# Requirement:
Without the pictures, copy all the entries below exactly.

# Data listing:

^^^^^^^^^^^^^^^^

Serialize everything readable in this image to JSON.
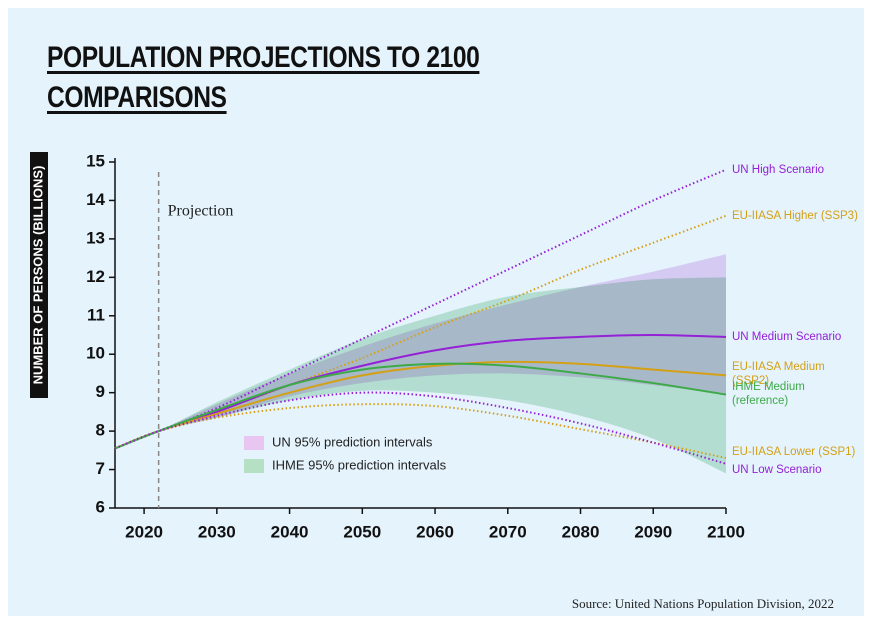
{
  "chart_data": {
    "type": "line",
    "title": "POPULATION PROJECTIONS TO 2100\nCOMPARISONS",
    "y_label": "NUMBER OF PERSONS (BILLIONS)",
    "annotation": "Projection",
    "projection_year": 2022,
    "source": "Source: United Nations Population Division, 2022",
    "x": [
      2016,
      2022,
      2030,
      2040,
      2050,
      2060,
      2070,
      2080,
      2090,
      2100
    ],
    "xlim": [
      2016,
      2100
    ],
    "xticks": [
      2020,
      2030,
      2040,
      2050,
      2060,
      2070,
      2080,
      2090,
      2100
    ],
    "ylim": [
      6,
      15
    ],
    "yticks": [
      6,
      7,
      8,
      9,
      10,
      11,
      12,
      13,
      14,
      15
    ],
    "bands": [
      {
        "name": "UN 95% prediction intervals",
        "color": "#e9c6f2",
        "upper": [
          7.55,
          8.0,
          8.7,
          9.5,
          10.2,
          10.8,
          11.3,
          11.75,
          12.15,
          12.6
        ],
        "lower": [
          7.55,
          8.0,
          8.35,
          8.9,
          9.25,
          9.45,
          9.5,
          9.4,
          9.2,
          8.95
        ]
      },
      {
        "name": "IHME 95% prediction intervals",
        "color": "#b5e0c4",
        "upper": [
          7.55,
          8.0,
          8.75,
          9.6,
          10.4,
          11.0,
          11.5,
          11.75,
          11.95,
          12.0
        ],
        "lower": [
          7.55,
          8.0,
          8.35,
          8.8,
          9.05,
          9.0,
          8.8,
          8.4,
          7.8,
          6.9
        ]
      }
    ],
    "series": [
      {
        "name": "UN High Scenario",
        "color": "#9421d6",
        "style": "dotted",
        "values": [
          7.55,
          8.0,
          8.6,
          9.5,
          10.4,
          11.3,
          12.2,
          13.1,
          14.0,
          14.8
        ]
      },
      {
        "name": "EU-IIASA Higher (SSP3)",
        "color": "#d4a017",
        "style": "dotted",
        "values": [
          7.55,
          8.0,
          8.5,
          9.2,
          9.9,
          10.7,
          11.4,
          12.2,
          12.9,
          13.6
        ]
      },
      {
        "name": "UN Medium Scenario",
        "color": "#9421d6",
        "style": "solid",
        "values": [
          7.55,
          8.0,
          8.5,
          9.2,
          9.7,
          10.1,
          10.35,
          10.45,
          10.5,
          10.45
        ]
      },
      {
        "name": "EU-IIASA Medium\n(SSP2)",
        "color": "#d4a017",
        "style": "solid",
        "values": [
          7.55,
          8.0,
          8.45,
          9.0,
          9.45,
          9.7,
          9.8,
          9.75,
          9.6,
          9.45
        ]
      },
      {
        "name": "IHME Medium\n(reference)",
        "color": "#3daa48",
        "style": "solid",
        "values": [
          7.55,
          8.0,
          8.55,
          9.2,
          9.6,
          9.75,
          9.7,
          9.5,
          9.25,
          8.95
        ]
      },
      {
        "name": "EU-IIASA Lower (SSP1)",
        "color": "#d4a017",
        "style": "dotted",
        "values": [
          7.55,
          8.0,
          8.35,
          8.6,
          8.7,
          8.65,
          8.4,
          8.05,
          7.7,
          7.3
        ]
      },
      {
        "name": "UN Low Scenario",
        "color": "#9421d6",
        "style": "dotted",
        "values": [
          7.55,
          8.0,
          8.4,
          8.8,
          9.0,
          8.9,
          8.6,
          8.2,
          7.7,
          7.15
        ]
      }
    ]
  }
}
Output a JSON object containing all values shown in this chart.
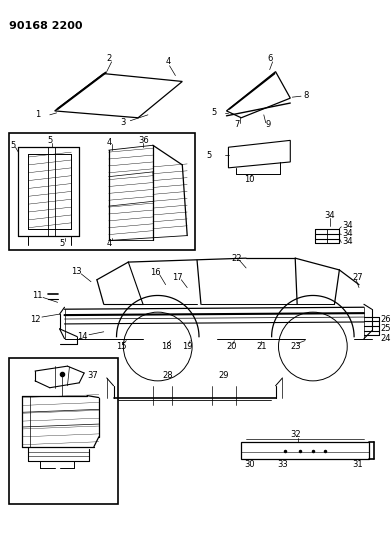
{
  "title": "90168 2200",
  "bg_color": "#ffffff",
  "line_color": "#000000",
  "fig_width": 3.92,
  "fig_height": 5.33,
  "dpi": 100
}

^^^^^^^^^^^^^^^^

# Finished task:
Serialize everything readable in this image to JSON.
{
  "chart_data": {
    "type": "line",
    "title": "POPULATION PROJECTIONS TO 2100\nCOMPARISONS",
    "y_label": "NUMBER OF PERSONS (BILLIONS)",
    "annotation": "Projection",
    "projection_year": 2022,
    "source": "Source: United Nations Population Division, 2022",
    "x": [
      2016,
      2022,
      2030,
      2040,
      2050,
      2060,
      2070,
      2080,
      2090,
      2100
    ],
    "xlim": [
      2016,
      2100
    ],
    "xticks": [
      2020,
      2030,
      2040,
      2050,
      2060,
      2070,
      2080,
      2090,
      2100
    ],
    "ylim": [
      6,
      15
    ],
    "yticks": [
      6,
      7,
      8,
      9,
      10,
      11,
      12,
      13,
      14,
      15
    ],
    "bands": [
      {
        "name": "UN 95% prediction intervals",
        "color": "#e9c6f2",
        "upper": [
          7.55,
          8.0,
          8.7,
          9.5,
          10.2,
          10.8,
          11.3,
          11.75,
          12.15,
          12.6
        ],
        "lower": [
          7.55,
          8.0,
          8.35,
          8.9,
          9.25,
          9.45,
          9.5,
          9.4,
          9.2,
          8.95
        ]
      },
      {
        "name": "IHME 95% prediction intervals",
        "color": "#b5e0c4",
        "upper": [
          7.55,
          8.0,
          8.75,
          9.6,
          10.4,
          11.0,
          11.5,
          11.75,
          11.95,
          12.0
        ],
        "lower": [
          7.55,
          8.0,
          8.35,
          8.8,
          9.05,
          9.0,
          8.8,
          8.4,
          7.8,
          6.9
        ]
      }
    ],
    "series": [
      {
        "name": "UN High Scenario",
        "color": "#9421d6",
        "style": "dotted",
        "values": [
          7.55,
          8.0,
          8.6,
          9.5,
          10.4,
          11.3,
          12.2,
          13.1,
          14.0,
          14.8
        ]
      },
      {
        "name": "EU-IIASA Higher (SSP3)",
        "color": "#d4a017",
        "style": "dotted",
        "values": [
          7.55,
          8.0,
          8.5,
          9.2,
          9.9,
          10.7,
          11.4,
          12.2,
          12.9,
          13.6
        ]
      },
      {
        "name": "UN Medium Scenario",
        "color": "#9421d6",
        "style": "solid",
        "values": [
          7.55,
          8.0,
          8.5,
          9.2,
          9.7,
          10.1,
          10.35,
          10.45,
          10.5,
          10.45
        ]
      },
      {
        "name": "EU-IIASA Medium\n(SSP2)",
        "color": "#d4a017",
        "style": "solid",
        "values": [
          7.55,
          8.0,
          8.45,
          9.0,
          9.45,
          9.7,
          9.8,
          9.75,
          9.6,
          9.45
        ]
      },
      {
        "name": "IHME Medium\n(reference)",
        "color": "#3daa48",
        "style": "solid",
        "values": [
          7.55,
          8.0,
          8.55,
          9.2,
          9.6,
          9.75,
          9.7,
          9.5,
          9.25,
          8.95
        ]
      },
      {
        "name": "EU-IIASA Lower (SSP1)",
        "color": "#d4a017",
        "style": "dotted",
        "values": [
          7.55,
          8.0,
          8.35,
          8.6,
          8.7,
          8.65,
          8.4,
          8.05,
          7.7,
          7.3
        ]
      },
      {
        "name": "UN Low Scenario",
        "color": "#9421d6",
        "style": "dotted",
        "values": [
          7.55,
          8.0,
          8.4,
          8.8,
          9.0,
          8.9,
          8.6,
          8.2,
          7.7,
          7.15
        ]
      }
    ]
  }
}
Output a JSON object containing all values shown in this chart.
{
  "title": "90168 2200",
  "bg_color": "#ffffff",
  "line_color": "#000000",
  "fig_width": 3.92,
  "fig_height": 5.33,
  "dpi": 100
}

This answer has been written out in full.